Task A: In the passage on order matching, which centralized crypto exchanges are named?

Text block:

Then a new buyer comes in: "I want to buy 5 SOL at $150." Now there's a match. The matching engine pairs this buyer with the seller at $150, the trade executes, and both orders are updated. The buyer gets 5 SOL. The seller delivers 5 SOL and receives $750. Clean. Simple. Price discovery happens organically through the collective behavior of all the buyers and sellers posting their orders.

This system works beautifully when it works. The stock market floor has operated on this principle for over a century. And centralized crypto exchanges — Coinbase, Binance, Kraken — do the same thing digitally. They run massive matching engines that process thousands of orders per second, maintaining order books for every trading pair, matching buyers and sellers with microsecond precision.

But there's a catch. Actually, there are several catches, and they all matter in the blockchain context.

First: the matching engine is centralized. One company runs it. That company can go down, get hacked, freeze your account, or simply decide you're not allowed to trade anymore. If you've ever had a brokerage account frozen during a volatile market — or watched it happen to someone else — you know how that feels. You're locked out of your own money at exactly the moment you need access most.

Task B: Copy the lines of the entries verbatim, starting at the line containing "- y-tick-label: 0.02: [34, 259, 50, 267]" and ending at the line containing "- data-point-placebo: [485, 111, 493, 120]".

Recorded information:
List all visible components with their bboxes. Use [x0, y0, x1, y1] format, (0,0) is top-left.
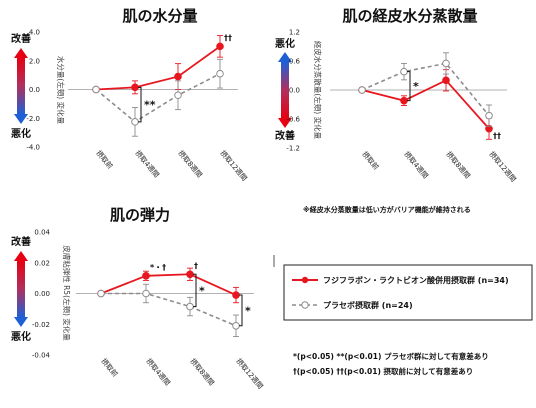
- y-tick-label: 0.02: [34, 259, 50, 267]
- y-tick-label: -1.2: [286, 145, 300, 153]
- y-tick-label: 0.00: [34, 290, 50, 298]
- improve-label: 改善: [275, 129, 295, 142]
- y-tick-label: -0.6: [286, 116, 300, 124]
- legend-marker-open: [301, 301, 309, 309]
- x-tick-label: 摂取4週間: [144, 357, 172, 388]
- data-point-placebo: [485, 111, 493, 120]
- x-tick-label: 摂取8週間: [188, 357, 216, 388]
- chart-title: 肌の弾力: [110, 206, 170, 224]
- improve-arrow: [14, 48, 28, 124]
- x-tick-label: 摂取前: [99, 357, 119, 379]
- x-tick-label: 摂取12週間: [218, 149, 249, 183]
- data-point-treatment: [131, 83, 139, 92]
- legend-box: [283, 264, 533, 321]
- chart-elasticity: 肌の弾力 改善 悪化 皮膚粘弾性 R5(左頬) 変化量 0.04 0.02 0.00…: [11, 206, 265, 391]
- y-tick-label: 0.6: [289, 58, 301, 66]
- x-tick-label: 摂取12週間: [487, 150, 518, 184]
- legend: フジフラボン・ラクトビオン酸併用摂取群 (n=34) プラセボ摂取群 (n=24…: [283, 264, 533, 321]
- y-tick-label: 1.2: [289, 29, 300, 37]
- significance-mark: **: [144, 99, 156, 112]
- significance-bracket: [138, 86, 142, 123]
- y-tick-label: -2.0: [26, 115, 40, 123]
- y-tick-label: 0.0: [289, 87, 300, 95]
- data-point-placebo: [142, 289, 150, 298]
- data-point-treatment: [174, 72, 182, 81]
- series-line-placebo: [101, 292, 237, 327]
- data-point-treatment: [142, 272, 150, 280]
- data-point-treatment: [186, 270, 194, 279]
- chart-title: 肌の経皮水分蒸散量: [342, 7, 477, 25]
- data-point-treatment: [400, 96, 408, 105]
- legend-marker-filled: [301, 276, 309, 284]
- footnote-vs-baseline: †(p<0.05) ††(p<0.01) 摂取前に対して有意差あり: [293, 366, 473, 376]
- significance-mark: ††: [224, 33, 232, 42]
- data-point-placebo: [400, 67, 408, 76]
- y-axis-label: 皮膚粘弾性 R5(左頬) 変化量: [62, 245, 72, 341]
- y-tick-label: 4.0: [29, 29, 40, 37]
- chart-title: 肌の水分量: [122, 7, 197, 25]
- improve-label: 改善: [11, 32, 31, 45]
- chart-tewl: 肌の経皮水分蒸散量 悪化 改善 経皮水分蒸散量(左頬) 変化量 1.2 0.6 0.…: [275, 7, 518, 214]
- significance-bracket: [239, 294, 243, 327]
- data-point-placebo: [174, 91, 182, 100]
- y-tick-label: 2.0: [29, 57, 40, 65]
- x-tick-label: 摂取前: [94, 149, 114, 171]
- y-tick-label: -0.02: [32, 321, 50, 329]
- y-tick-label: -4.0: [26, 144, 40, 152]
- improve-label: 改善: [11, 235, 31, 248]
- x-tick-label: 摂取12週間: [234, 357, 265, 391]
- significance-mark: *・†: [150, 263, 166, 272]
- legend-item-treatment: フジフラボン・ラクトビオン酸併用摂取群 (n=34): [292, 275, 509, 285]
- chart-note: ※経皮水分蒸散量は低い方がバリア機能が維持される: [303, 205, 471, 214]
- footnote-vs-placebo: *(p<0.05) **(p<0.01) プラセボ群に対して有意差あり: [293, 351, 489, 361]
- data-point-placebo: [97, 289, 105, 298]
- significance-bracket: [193, 273, 197, 308]
- x-tick-label: 摂取4週間: [402, 150, 430, 181]
- worsen-label: 悪化: [11, 127, 31, 140]
- x-tick-label: 摂取前: [360, 150, 380, 172]
- y-tick-label: 0.04: [34, 229, 50, 237]
- significance-mark: *: [199, 284, 205, 297]
- significance-mark: *: [245, 304, 251, 317]
- legend-label-treatment: フジフラボン・ラクトビオン酸併用摂取群 (n=34): [323, 275, 509, 285]
- data-point-placebo: [186, 302, 194, 311]
- x-tick-label: 摂取8週間: [176, 149, 204, 180]
- data-point-placebo: [131, 118, 139, 126]
- significance-bracket: [407, 71, 411, 102]
- series-line-treatment: [361, 79, 490, 130]
- series-line-placebo: [361, 62, 490, 117]
- y-axis-label: 水分量(左頬) 変化量: [56, 56, 66, 125]
- chart-moisture: 肌の水分量 改善 悪化 水分量(左頬) 変化量 4.0 2.0 0.0 -2.0 -4.…: [11, 7, 249, 183]
- data-point-placebo: [92, 85, 100, 94]
- significance-mark: *: [413, 80, 419, 93]
- x-tick-label: 摂取8週間: [444, 150, 472, 181]
- y-tick-label: -0.04: [32, 352, 51, 360]
- worsen-label: 悪化: [11, 330, 31, 343]
- worsen-arrow: [278, 52, 292, 128]
- legend-item-placebo: プラセボ摂取群 (n=24): [292, 300, 413, 310]
- x-tick-label: 摂取4週間: [133, 149, 161, 180]
- series-line-treatment: [100, 273, 237, 296]
- significance-mark: ††: [493, 132, 501, 141]
- data-point-placebo: [442, 59, 450, 68]
- significance-mark: †: [194, 261, 198, 270]
- data-point-treatment: [216, 42, 224, 51]
- legend-label-placebo: プラセボ摂取群 (n=24): [323, 300, 413, 310]
- data-point-placebo: [358, 86, 366, 94]
- y-tick-label: 0.0: [29, 86, 40, 94]
- series-line-treatment: [95, 45, 221, 91]
- y-axis-label: 経皮水分蒸散量(左頬) 変化量: [313, 41, 323, 140]
- data-point-treatment: [232, 291, 240, 299]
- data-point-placebo: [232, 321, 240, 330]
- data-point-placebo: [216, 69, 224, 78]
- worsen-label: 悪化: [275, 37, 295, 50]
- improve-arrow: [14, 251, 28, 327]
- data-point-treatment: [442, 76, 450, 85]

Exercise solution A: Coinbase, Binance, and Kraken.

Exercise solution B:
- y-tick-label: 0.02: [34, 259, 50, 267]
- y-tick-label: -1.2: [286, 145, 300, 153]
- y-tick-label: 0.00: [34, 290, 50, 298]
- improve-label: 改善: [275, 129, 295, 142]
- y-tick-label: -0.6: [286, 116, 300, 124]
- legend-marker-open: [301, 301, 309, 309]
- x-tick-label: 摂取4週間: [144, 357, 172, 388]
- data-point-placebo: [485, 111, 493, 120]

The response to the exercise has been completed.